**Source document:**
******

Development Philosophy

NVDA development is guided by the Product Vision and 16 guiding principles that prioritize accessibility, stability, and user needs.
Key aspects of NVDA’s development approach:
  • User-driven: Features are prioritized based on user needs and community feedback
  • Frequency-based releases: Releases occur on a schedule of roughly 3-4 months rather than targeting specific calendar dates
  • Community contributions: Open source model allows community members to contribute features
  • API stability: Breaking changes are limited to once per year (in .1 releases)

Release Cycle

NVDA follows a predictable release cycle with four major releases per year:

Release Schedule

1

Alpha Phase (~7 weeks)

Active development of new features. The add-on API is unstable during this phase. Add-ons should use the “dev” channel.
2

Beta Phase (~4 weeks)

Feature freeze - focus shifts to testing and refinement. Beta releases occur weekly. Translations and add-on API become relatively stable. Add-ons can use “dev” or “beta” channels.
3

Release Candidate Phase (~3 weeks)

Translation freeze for 2 weeks, followed by release candidate builds. The add-on API is stable. Add-ons can use the “stable” channel.
4

Final Release

Stable release after one week of no reported issues with the release candidate.
The first release each year (20XX.1) may take slightly longer due to API breaking changes being managed during that cycle.

How Features Are Prioritized

Feature prioritization is based on several factors:

User Impact

Features that benefit a significant proportion of users or are essential for a subset of users

Alignment with Vision

How well the feature aligns with NVDA’s guiding principles

Technical Feasibility

Available development resources and technical complexity

OS Changes

Critical changes needed to support Windows updates

GitHub Milestones

If priority should be given to an issue for inclusion in a specific release, its milestone is set to the appropriate release milestone (e.g., 2026.2).

View Current Milestones

See what’s planned for upcoming releases on GitHub

What Gets Into Each Release

Regular Releases (20XX.2, 20XX.3, 20XX.4)

  • New features and enhancements
  • Bug fixes
  • Compatibility updates
  • Performance improvements
  • No breaking API changes

.1 Releases (20XX.1)

Compatibility Breaking ReleaseThe first release of each year may include:
  • Breaking API changes for add-ons
  • Deprecated feature removals
  • Major architectural changes
  • Support for new major Windows versions
  • Minimum Windows version changes
Add-on developers need to update their add-ons for these releases.

Patch Releases (20XX.X.1)

Under rare circumstances, patch releases are made from the RC branch:
  • Only for critical crashes
  • Security vulnerabilities
  • Major issues that significantly impact usability

Current Focus Areas

Based on recent releases, ongoing focus areas include:
Ensuring NVDA works seamlessly with the latest Windows features and applications, including Windows 11 enhancements, modern UI frameworks (WinUI 3), and system integration.

******

**Rows:**
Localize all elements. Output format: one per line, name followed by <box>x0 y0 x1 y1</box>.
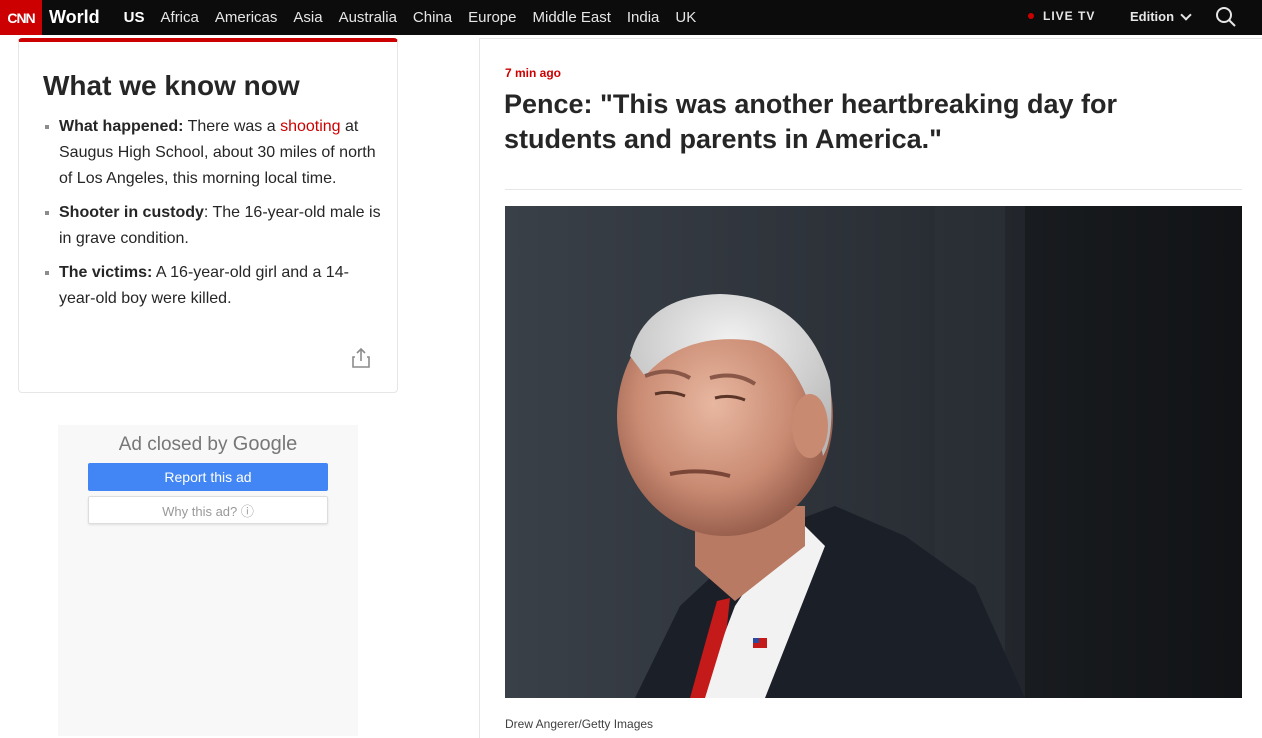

******

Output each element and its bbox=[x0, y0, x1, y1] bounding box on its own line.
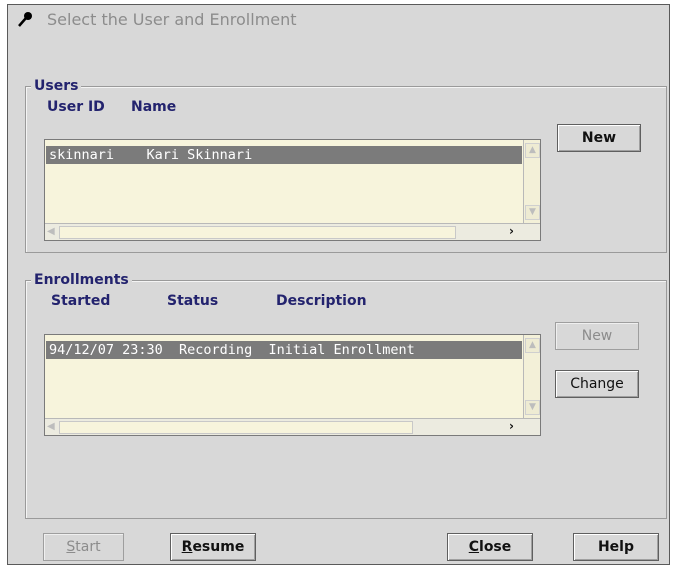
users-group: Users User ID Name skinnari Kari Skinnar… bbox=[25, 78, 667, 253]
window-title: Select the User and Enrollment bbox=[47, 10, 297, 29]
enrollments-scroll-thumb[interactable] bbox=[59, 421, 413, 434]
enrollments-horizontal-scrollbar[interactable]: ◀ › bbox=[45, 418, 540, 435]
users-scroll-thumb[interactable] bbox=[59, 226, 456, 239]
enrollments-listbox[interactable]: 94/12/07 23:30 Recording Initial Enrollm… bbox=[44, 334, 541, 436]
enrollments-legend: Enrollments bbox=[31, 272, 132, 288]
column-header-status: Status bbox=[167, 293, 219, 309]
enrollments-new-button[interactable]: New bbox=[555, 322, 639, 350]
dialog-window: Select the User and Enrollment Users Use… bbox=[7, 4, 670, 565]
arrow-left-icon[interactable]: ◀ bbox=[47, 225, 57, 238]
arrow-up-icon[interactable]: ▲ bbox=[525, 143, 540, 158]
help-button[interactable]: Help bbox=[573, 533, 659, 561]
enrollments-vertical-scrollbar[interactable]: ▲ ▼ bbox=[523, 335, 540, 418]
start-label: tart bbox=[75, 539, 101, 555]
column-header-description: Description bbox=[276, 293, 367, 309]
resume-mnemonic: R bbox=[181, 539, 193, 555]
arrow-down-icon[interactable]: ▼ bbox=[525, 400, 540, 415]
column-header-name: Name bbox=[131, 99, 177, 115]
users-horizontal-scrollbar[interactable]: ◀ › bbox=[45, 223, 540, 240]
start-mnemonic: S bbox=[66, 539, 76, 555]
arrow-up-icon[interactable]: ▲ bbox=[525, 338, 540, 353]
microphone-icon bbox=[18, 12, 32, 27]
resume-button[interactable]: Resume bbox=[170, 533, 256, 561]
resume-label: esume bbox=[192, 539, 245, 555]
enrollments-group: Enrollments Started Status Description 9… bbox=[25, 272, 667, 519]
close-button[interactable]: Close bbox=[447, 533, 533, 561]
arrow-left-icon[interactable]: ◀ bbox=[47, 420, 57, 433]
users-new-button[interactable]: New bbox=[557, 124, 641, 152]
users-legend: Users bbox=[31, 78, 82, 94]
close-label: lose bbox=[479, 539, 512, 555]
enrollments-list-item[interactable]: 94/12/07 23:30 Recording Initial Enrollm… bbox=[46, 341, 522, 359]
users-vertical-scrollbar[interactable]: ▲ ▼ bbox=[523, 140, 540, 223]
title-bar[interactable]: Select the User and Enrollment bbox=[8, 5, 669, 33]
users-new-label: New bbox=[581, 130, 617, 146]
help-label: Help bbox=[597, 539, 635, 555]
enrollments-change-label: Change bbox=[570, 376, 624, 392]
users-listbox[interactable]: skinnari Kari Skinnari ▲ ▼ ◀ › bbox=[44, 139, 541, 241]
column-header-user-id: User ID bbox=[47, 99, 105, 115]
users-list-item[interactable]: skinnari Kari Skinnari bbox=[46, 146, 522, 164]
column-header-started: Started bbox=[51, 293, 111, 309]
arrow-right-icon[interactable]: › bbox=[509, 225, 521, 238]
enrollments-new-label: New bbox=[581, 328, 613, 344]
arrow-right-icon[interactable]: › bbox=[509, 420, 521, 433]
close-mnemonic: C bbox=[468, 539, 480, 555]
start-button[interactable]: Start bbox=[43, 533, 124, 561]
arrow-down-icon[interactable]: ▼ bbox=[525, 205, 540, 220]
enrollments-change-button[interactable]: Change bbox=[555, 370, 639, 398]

******

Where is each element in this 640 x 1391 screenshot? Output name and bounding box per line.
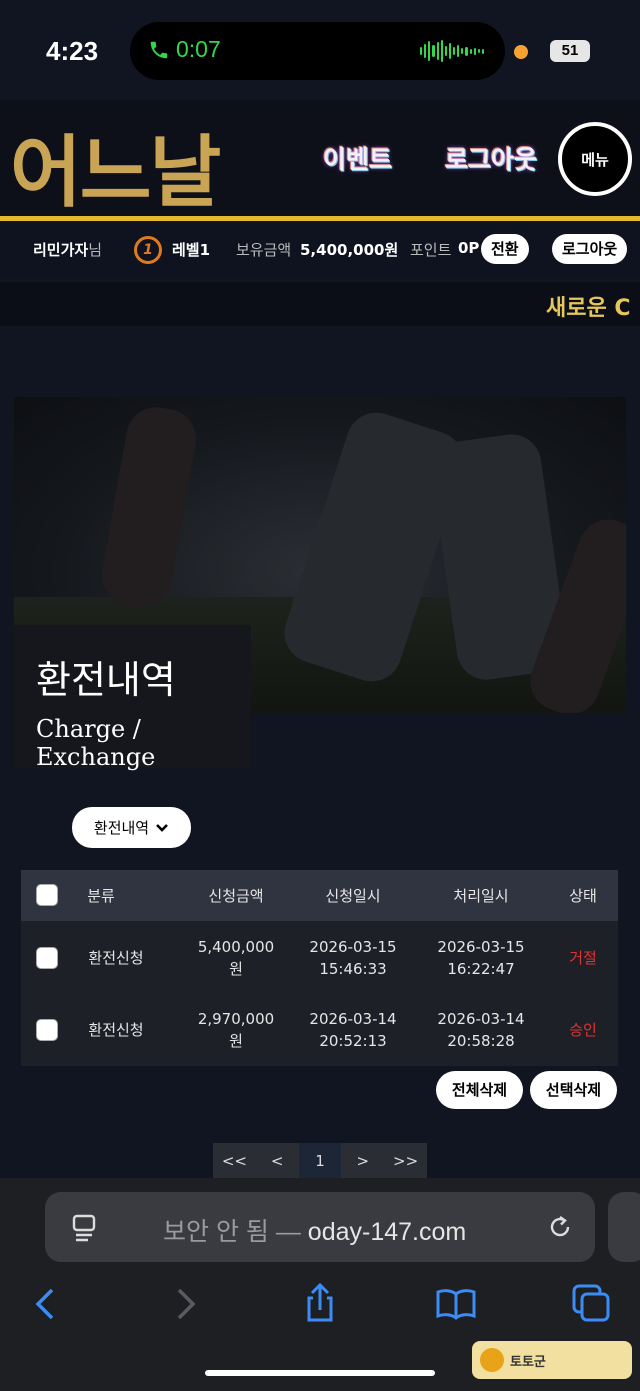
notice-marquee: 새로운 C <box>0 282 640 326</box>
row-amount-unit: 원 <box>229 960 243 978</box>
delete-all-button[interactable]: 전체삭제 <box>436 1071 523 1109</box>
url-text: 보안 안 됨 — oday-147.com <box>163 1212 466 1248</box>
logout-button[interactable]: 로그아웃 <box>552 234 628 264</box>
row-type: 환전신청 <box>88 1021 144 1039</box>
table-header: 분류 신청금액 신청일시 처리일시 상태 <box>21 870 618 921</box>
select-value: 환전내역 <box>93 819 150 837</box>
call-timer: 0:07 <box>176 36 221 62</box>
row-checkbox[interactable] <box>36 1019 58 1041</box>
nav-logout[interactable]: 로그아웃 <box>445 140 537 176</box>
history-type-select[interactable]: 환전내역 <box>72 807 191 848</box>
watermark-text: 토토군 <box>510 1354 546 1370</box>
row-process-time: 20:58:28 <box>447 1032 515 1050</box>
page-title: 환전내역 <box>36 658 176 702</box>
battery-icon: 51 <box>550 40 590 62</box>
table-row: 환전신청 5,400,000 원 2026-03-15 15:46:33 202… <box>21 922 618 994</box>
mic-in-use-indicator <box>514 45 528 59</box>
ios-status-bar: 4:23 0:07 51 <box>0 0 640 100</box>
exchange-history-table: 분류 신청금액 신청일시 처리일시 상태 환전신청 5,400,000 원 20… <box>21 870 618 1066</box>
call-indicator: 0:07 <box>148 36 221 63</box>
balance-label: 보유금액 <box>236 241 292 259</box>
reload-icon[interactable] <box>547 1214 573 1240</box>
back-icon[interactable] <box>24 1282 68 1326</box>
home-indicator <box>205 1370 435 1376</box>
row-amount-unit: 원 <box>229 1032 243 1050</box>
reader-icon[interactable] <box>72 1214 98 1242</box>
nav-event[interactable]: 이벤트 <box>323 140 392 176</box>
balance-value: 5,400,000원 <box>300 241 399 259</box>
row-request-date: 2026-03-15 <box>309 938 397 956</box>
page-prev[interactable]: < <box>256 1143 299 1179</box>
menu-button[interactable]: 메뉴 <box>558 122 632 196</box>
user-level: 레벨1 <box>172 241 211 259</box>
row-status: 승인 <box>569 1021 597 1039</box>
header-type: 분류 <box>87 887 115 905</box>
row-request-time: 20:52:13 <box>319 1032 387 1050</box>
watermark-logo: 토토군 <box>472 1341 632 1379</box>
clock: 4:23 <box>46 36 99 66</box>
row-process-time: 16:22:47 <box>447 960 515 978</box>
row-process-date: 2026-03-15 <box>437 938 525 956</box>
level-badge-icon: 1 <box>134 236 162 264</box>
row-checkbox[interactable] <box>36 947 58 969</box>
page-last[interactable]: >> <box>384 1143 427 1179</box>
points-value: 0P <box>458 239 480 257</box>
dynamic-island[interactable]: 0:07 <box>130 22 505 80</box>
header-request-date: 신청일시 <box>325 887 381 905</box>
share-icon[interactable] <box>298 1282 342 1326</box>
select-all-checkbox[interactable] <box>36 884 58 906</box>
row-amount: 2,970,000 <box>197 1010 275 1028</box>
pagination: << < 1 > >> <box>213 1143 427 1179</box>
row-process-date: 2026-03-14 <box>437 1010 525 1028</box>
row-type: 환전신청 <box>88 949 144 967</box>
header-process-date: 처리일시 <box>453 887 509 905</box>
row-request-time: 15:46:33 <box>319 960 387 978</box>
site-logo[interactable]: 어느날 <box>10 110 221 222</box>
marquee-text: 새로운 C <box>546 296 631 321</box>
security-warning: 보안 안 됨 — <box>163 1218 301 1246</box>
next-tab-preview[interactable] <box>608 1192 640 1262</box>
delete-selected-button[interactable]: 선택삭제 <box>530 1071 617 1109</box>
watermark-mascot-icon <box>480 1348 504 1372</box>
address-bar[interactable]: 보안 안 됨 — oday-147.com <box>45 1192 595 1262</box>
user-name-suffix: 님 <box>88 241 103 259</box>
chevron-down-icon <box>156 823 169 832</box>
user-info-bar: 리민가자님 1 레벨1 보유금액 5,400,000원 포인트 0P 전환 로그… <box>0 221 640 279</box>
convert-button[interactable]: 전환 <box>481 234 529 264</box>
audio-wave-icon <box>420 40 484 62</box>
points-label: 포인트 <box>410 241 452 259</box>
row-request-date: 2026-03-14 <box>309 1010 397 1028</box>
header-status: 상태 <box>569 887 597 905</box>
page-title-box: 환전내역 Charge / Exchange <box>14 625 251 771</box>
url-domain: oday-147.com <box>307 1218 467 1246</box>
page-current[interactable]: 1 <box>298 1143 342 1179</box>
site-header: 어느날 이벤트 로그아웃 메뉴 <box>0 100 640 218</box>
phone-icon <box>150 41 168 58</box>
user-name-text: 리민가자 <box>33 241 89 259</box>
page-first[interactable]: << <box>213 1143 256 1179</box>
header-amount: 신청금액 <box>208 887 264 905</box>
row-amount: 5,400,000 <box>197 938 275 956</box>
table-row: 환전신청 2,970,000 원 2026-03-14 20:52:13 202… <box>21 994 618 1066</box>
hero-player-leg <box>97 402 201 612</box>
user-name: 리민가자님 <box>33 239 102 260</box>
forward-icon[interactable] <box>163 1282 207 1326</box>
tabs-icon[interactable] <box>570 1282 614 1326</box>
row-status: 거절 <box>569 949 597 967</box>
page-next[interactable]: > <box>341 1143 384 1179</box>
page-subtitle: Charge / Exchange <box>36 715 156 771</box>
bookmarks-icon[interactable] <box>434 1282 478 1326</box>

******

**Written tasks:**
- A) Answer these from the NVDA development overview:
(i) How often are breaking API changes permitted?
(ii) About how long does the beta phase last?
(iii) What must happen before the final stable release goes out?
- B) Continue the NVDA development overview from the point where it stops.
The listing above comes from a separate source.

**Answers for this exercise:**
- A)
(i) Once per year, in the .1 releases.
(ii) About 4 weeks.
(iii) One week must pass with no reported issues with the release candidate.

- B)
Improving support for complex web applications in Chrome, Edge, and Firefox, including better handling of dynamic content and modern web standards.
Enhancing braille display support, adding new device drivers, and improving braille output quality and performance.
Expanding speech synthesizer support, improving responsiveness, and adding features like automatic language switching and rate boost.
Improving the built-in remote access feature for supporting users and collaborating remotely.
Enhancing the Add-on Store, improving automatic updates, and maintaining a stable API for developers.

How to Influence the Roadmap

While NV Access makes final decisions about priorities, the community has significant influence:

1. Submit Feature Requests

Submit a Feature Request

Well-documented feature requests help NV Access understand user needs

2. Contribute Code

Contributing Guide

Developers can implement features and submit pull requests

3. Participate in Discussions

GitHub Discussions

Share ideas and discuss features with the community

4. Test Early Builds

Alpha Snapshots

Test cutting-edge features

Beta Releases

Help stabilize upcoming releases

Long-term Direction

While specific features aren’t announced far in advance, NVDA’s long-term direction focuses on:
  • Keeping pace with Windows evolution
  • Improving performance and efficiency
  • Expanding multimodal support (speech, braille, touch)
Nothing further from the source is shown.